• _Exercise brief_:
State the number of lines that contain the word "وسائل", and add nothing else.

• _Extracted data_:
--- Begin ---
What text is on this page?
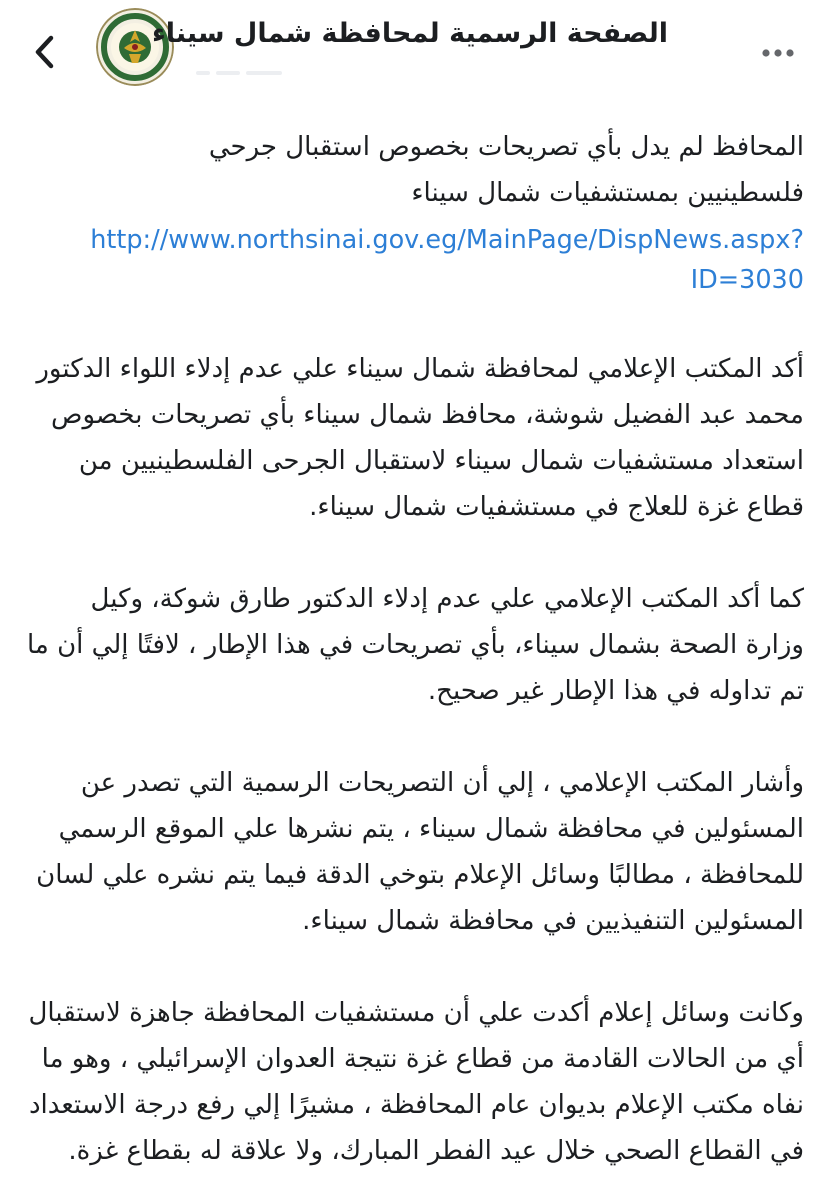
الصفحة الرسمية لمحافظة شمال سيناء

المحافظ لم يدل بأي تصريحات بخصوص استقبال جرحي

فلسطينيين بمستشفيات شمال سيناء

http://www.northsinai.gov.eg/MainPage/DispNews.aspx?
ID=3030

أكد المكتب الإعلامي لمحافظة شمال سيناء علي عدم إدلاء اللواء الدكتور محمد عبد الفضيل شوشة، محافظ شمال سيناء بأي تصريحات بخصوص استعداد مستشفيات شمال سيناء لاستقبال الجرحى الفلسطينيين من قطاع غزة للعلاج في مستشفيات شمال سيناء.

كما أكد المكتب الإعلامي علي عدم إدلاء الدكتور طارق شوكة، وكيل وزارة الصحة بشمال سيناء، بأي تصريحات في هذا الإطار ، لافتًا إلي أن ما تم تداوله في هذا الإطار غير صحيح.

وأشار المكتب الإعلامي ، إلي أن التصريحات الرسمية التي تصدر عن المسئولين في محافظة شمال سيناء ، يتم نشرها علي الموقع الرسمي للمحافظة ، مطالبًا وسائل الإعلام بتوخي الدقة فيما يتم نشره علي لسان المسئولين التنفيذيين في محافظة شمال سيناء.

وكانت وسائل إعلام أكدت علي أن مستشفيات المحافظة جاهزة لاستقبال أي من الحالات القادمة من قطاع غزة نتيجة العدوان الإسرائيلي ، وهو ما نفاه مكتب الإعلام بديوان عام المحافظة ، مشيرًا إلي رفع درجة الاستعداد في القطاع الصحي خلال عيد الفطر المبارك، ولا علاقة له بقطاع غزة.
--- End ---
• _Written answer_:
2